• LISTING

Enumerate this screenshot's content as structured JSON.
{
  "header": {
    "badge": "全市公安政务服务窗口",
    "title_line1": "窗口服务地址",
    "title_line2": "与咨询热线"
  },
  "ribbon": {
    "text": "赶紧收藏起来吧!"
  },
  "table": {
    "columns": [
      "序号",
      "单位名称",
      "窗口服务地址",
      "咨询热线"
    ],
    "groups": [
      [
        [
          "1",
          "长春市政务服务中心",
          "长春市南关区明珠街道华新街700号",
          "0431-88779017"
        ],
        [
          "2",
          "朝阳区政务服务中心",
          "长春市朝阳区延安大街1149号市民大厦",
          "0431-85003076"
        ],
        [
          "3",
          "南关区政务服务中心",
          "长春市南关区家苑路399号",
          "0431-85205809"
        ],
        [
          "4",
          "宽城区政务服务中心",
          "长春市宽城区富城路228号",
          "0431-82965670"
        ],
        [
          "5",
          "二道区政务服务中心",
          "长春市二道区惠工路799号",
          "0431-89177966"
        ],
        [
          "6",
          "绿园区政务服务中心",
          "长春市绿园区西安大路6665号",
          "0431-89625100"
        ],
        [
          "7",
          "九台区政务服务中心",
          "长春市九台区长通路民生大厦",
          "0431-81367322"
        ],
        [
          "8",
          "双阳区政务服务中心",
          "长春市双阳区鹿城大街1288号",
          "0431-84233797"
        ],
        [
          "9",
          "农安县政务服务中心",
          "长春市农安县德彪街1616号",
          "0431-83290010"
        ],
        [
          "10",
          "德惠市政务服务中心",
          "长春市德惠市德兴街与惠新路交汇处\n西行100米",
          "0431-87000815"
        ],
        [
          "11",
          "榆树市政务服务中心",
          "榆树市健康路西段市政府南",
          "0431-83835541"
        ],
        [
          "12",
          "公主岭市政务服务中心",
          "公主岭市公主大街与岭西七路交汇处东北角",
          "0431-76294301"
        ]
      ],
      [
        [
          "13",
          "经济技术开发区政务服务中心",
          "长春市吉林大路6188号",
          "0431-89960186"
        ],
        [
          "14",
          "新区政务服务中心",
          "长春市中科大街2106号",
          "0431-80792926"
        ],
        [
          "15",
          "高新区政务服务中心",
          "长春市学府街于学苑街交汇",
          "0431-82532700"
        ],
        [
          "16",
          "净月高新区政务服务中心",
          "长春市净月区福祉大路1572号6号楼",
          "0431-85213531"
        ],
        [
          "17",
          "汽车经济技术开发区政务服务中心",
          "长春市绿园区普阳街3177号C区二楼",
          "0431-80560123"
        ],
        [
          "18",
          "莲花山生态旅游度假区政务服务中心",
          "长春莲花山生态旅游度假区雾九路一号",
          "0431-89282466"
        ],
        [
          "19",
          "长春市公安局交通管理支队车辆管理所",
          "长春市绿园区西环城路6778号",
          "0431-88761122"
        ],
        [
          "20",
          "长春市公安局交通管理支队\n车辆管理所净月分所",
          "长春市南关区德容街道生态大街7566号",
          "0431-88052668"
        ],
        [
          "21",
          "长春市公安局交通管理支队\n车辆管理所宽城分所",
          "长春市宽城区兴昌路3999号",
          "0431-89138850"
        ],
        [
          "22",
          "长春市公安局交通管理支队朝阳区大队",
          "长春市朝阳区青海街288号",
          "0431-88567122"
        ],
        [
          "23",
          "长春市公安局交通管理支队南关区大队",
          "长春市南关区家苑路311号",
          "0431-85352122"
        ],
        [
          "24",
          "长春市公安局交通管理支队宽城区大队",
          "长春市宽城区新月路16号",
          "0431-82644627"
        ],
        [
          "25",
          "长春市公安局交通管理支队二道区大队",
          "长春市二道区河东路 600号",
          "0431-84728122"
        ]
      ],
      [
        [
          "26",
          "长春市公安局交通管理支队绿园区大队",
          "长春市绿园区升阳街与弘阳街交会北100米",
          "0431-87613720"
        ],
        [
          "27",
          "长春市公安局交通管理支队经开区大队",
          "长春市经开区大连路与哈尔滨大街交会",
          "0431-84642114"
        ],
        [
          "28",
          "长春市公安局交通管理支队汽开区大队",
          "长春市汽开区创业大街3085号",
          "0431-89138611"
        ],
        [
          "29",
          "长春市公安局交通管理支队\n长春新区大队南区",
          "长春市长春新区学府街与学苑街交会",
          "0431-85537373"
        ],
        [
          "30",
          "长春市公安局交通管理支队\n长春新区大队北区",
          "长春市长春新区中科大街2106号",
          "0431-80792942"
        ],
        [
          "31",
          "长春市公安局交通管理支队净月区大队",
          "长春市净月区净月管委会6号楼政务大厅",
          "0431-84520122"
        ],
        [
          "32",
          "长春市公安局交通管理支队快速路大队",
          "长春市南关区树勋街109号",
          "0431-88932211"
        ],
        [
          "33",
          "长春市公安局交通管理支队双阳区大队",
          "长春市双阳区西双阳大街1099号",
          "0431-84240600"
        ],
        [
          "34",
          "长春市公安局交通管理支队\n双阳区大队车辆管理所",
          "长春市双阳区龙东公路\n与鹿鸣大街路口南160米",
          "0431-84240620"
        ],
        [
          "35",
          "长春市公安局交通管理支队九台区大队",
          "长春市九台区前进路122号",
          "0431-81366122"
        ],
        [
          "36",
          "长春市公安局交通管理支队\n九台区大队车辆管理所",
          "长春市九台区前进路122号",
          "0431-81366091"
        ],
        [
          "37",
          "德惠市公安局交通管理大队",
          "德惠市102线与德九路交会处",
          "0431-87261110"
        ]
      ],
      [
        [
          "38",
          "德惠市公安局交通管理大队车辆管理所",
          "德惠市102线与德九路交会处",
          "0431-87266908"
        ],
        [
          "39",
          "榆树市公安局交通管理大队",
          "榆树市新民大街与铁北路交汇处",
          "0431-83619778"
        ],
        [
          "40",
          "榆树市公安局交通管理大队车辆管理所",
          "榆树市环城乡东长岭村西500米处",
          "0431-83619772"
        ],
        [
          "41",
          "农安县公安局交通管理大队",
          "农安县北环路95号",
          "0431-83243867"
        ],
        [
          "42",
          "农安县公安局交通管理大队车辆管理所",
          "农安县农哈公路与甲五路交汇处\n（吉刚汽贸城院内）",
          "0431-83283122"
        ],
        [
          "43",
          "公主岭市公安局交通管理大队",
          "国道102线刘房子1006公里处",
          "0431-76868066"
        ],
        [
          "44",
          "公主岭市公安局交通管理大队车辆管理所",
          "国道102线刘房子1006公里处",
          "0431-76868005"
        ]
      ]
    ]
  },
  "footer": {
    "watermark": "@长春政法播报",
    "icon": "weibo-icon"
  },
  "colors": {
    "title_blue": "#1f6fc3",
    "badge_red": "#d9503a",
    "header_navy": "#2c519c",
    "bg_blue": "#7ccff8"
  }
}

• EXERCISE TASK
Give a word-for-word copy of the records.

• ANSWER TO THIS TASK
Enumerate this screenshot's content as structured JSON.
{
  "header": {
    "badge": "全市公安政务服务窗口",
    "title_line1": "窗口服务地址",
    "title_line2": "与咨询热线"
  },
  "ribbon": {
    "text": "赶紧收藏起来吧!"
  },
  "table": {
    "columns": [
      "序号",
      "单位名称",
      "窗口服务地址",
      "咨询热线"
    ],
    "groups": [
      [
        [
          "1",
          "长春市政务服务中心",
          "长春市南关区明珠街道华新街700号",
          "0431-88779017"
        ],
        [
          "2",
          "朝阳区政务服务中心",
          "长春市朝阳区延安大街1149号市民大厦",
          "0431-85003076"
        ],
        [
          "3",
          "南关区政务服务中心",
          "长春市南关区家苑路399号",
          "0431-85205809"
        ],
        [
          "4",
          "宽城区政务服务中心",
          "长春市宽城区富城路228号",
          "0431-82965670"
        ],
        [
          "5",
          "二道区政务服务中心",
          "长春市二道区惠工路799号",
          "0431-89177966"
        ],
        [
          "6",
          "绿园区政务服务中心",
          "长春市绿园区西安大路6665号",
          "0431-89625100"
        ],
        [
          "7",
          "九台区政务服务中心",
          "长春市九台区长通路民生大厦",
          "0431-81367322"
        ],
        [
          "8",
          "双阳区政务服务中心",
          "长春市双阳区鹿城大街1288号",
          "0431-84233797"
        ],
        [
          "9",
          "农安县政务服务中心",
          "长春市农安县德彪街1616号",
          "0431-83290010"
        ],
        [
          "10",
          "德惠市政务服务中心",
          "长春市德惠市德兴街与惠新路交汇处\n西行100米",
          "0431-87000815"
        ],
        [
          "11",
          "榆树市政务服务中心",
          "榆树市健康路西段市政府南",
          "0431-83835541"
        ],
        [
          "12",
          "公主岭市政务服务中心",
          "公主岭市公主大街与岭西七路交汇处东北角",
          "0431-76294301"
        ]
      ],
      [
        [
          "13",
          "经济技术开发区政务服务中心",
          "长春市吉林大路6188号",
          "0431-89960186"
        ],
        [
          "14",
          "新区政务服务中心",
          "长春市中科大街2106号",
          "0431-80792926"
        ],
        [
          "15",
          "高新区政务服务中心",
          "长春市学府街于学苑街交汇",
          "0431-82532700"
        ],
        [
          "16",
          "净月高新区政务服务中心",
          "长春市净月区福祉大路1572号6号楼",
          "0431-85213531"
        ],
        [
          "17",
          "汽车经济技术开发区政务服务中心",
          "长春市绿园区普阳街3177号C区二楼",
          "0431-80560123"
        ],
        [
          "18",
          "莲花山生态旅游度假区政务服务中心",
          "长春莲花山生态旅游度假区雾九路一号",
          "0431-89282466"
        ],
        [
          "19",
          "长春市公安局交通管理支队车辆管理所",
          "长春市绿园区西环城路6778号",
          "0431-88761122"
        ],
        [
          "20",
          "长春市公安局交通管理支队\n车辆管理所净月分所",
          "长春市南关区德容街道生态大街7566号",
          "0431-88052668"
        ],
        [
          "21",
          "长春市公安局交通管理支队\n车辆管理所宽城分所",
          "长春市宽城区兴昌路3999号",
          "0431-89138850"
        ],
        [
          "22",
          "长春市公安局交通管理支队朝阳区大队",
          "长春市朝阳区青海街288号",
          "0431-88567122"
        ],
        [
          "23",
          "长春市公安局交通管理支队南关区大队",
          "长春市南关区家苑路311号",
          "0431-85352122"
        ],
        [
          "24",
          "长春市公安局交通管理支队宽城区大队",
          "长春市宽城区新月路16号",
          "0431-82644627"
        ],
        [
          "25",
          "长春市公安局交通管理支队二道区大队",
          "长春市二道区河东路 600号",
          "0431-84728122"
        ]
      ],
      [
        [
          "26",
          "长春市公安局交通管理支队绿园区大队",
          "长春市绿园区升阳街与弘阳街交会北100米",
          "0431-87613720"
        ],
        [
          "27",
          "长春市公安局交通管理支队经开区大队",
          "长春市经开区大连路与哈尔滨大街交会",
          "0431-84642114"
        ],
        [
          "28",
          "长春市公安局交通管理支队汽开区大队",
          "长春市汽开区创业大街3085号",
          "0431-89138611"
        ],
        [
          "29",
          "长春市公安局交通管理支队\n长春新区大队南区",
          "长春市长春新区学府街与学苑街交会",
          "0431-85537373"
        ],
        [
          "30",
          "长春市公安局交通管理支队\n长春新区大队北区",
          "长春市长春新区中科大街2106号",
          "0431-80792942"
        ],
        [
          "31",
          "长春市公安局交通管理支队净月区大队",
          "长春市净月区净月管委会6号楼政务大厅",
          "0431-84520122"
        ],
        [
          "32",
          "长春市公安局交通管理支队快速路大队",
          "长春市南关区树勋街109号",
          "0431-88932211"
        ],
        [
          "33",
          "长春市公安局交通管理支队双阳区大队",
          "长春市双阳区西双阳大街1099号",
          "0431-84240600"
        ],
        [
          "34",
          "长春市公安局交通管理支队\n双阳区大队车辆管理所",
          "长春市双阳区龙东公路\n与鹿鸣大街路口南160米",
          "0431-84240620"
        ],
        [
          "35",
          "长春市公安局交通管理支队九台区大队",
          "长春市九台区前进路122号",
          "0431-81366122"
        ],
        [
          "36",
          "长春市公安局交通管理支队\n九台区大队车辆管理所",
          "长春市九台区前进路122号",
          "0431-81366091"
        ],
        [
          "37",
          "德惠市公安局交通管理大队",
          "德惠市102线与德九路交会处",
          "0431-87261110"
        ]
      ],
      [
        [
          "38",
          "德惠市公安局交通管理大队车辆管理所",
          "德惠市102线与德九路交会处",
          "0431-87266908"
        ],
        [
          "39",
          "榆树市公安局交通管理大队",
          "榆树市新民大街与铁北路交汇处",
          "0431-83619778"
        ],
        [
          "40",
          "榆树市公安局交通管理大队车辆管理所",
          "榆树市环城乡东长岭村西500米处",
          "0431-83619772"
        ],
        [
          "41",
          "农安县公安局交通管理大队",
          "农安县北环路95号",
          "0431-83243867"
        ],
        [
          "42",
          "农安县公安局交通管理大队车辆管理所",
          "农安县农哈公路与甲五路交汇处\n（吉刚汽贸城院内）",
          "0431-83283122"
        ],
        [
          "43",
          "公主岭市公安局交通管理大队",
          "国道102线刘房子1006公里处",
          "0431-76868066"
        ],
        [
          "44",
          "公主岭市公安局交通管理大队车辆管理所",
          "国道102线刘房子1006公里处",
          "0431-76868005"
        ]
      ]
    ]
  },
  "footer": {
    "watermark": "@长春政法播报",
    "icon": "weibo-icon"
  },
  "colors": {
    "title_blue": "#1f6fc3",
    "badge_red": "#d9503a",
    "header_navy": "#2c519c",
    "bg_blue": "#7ccff8"
  }
}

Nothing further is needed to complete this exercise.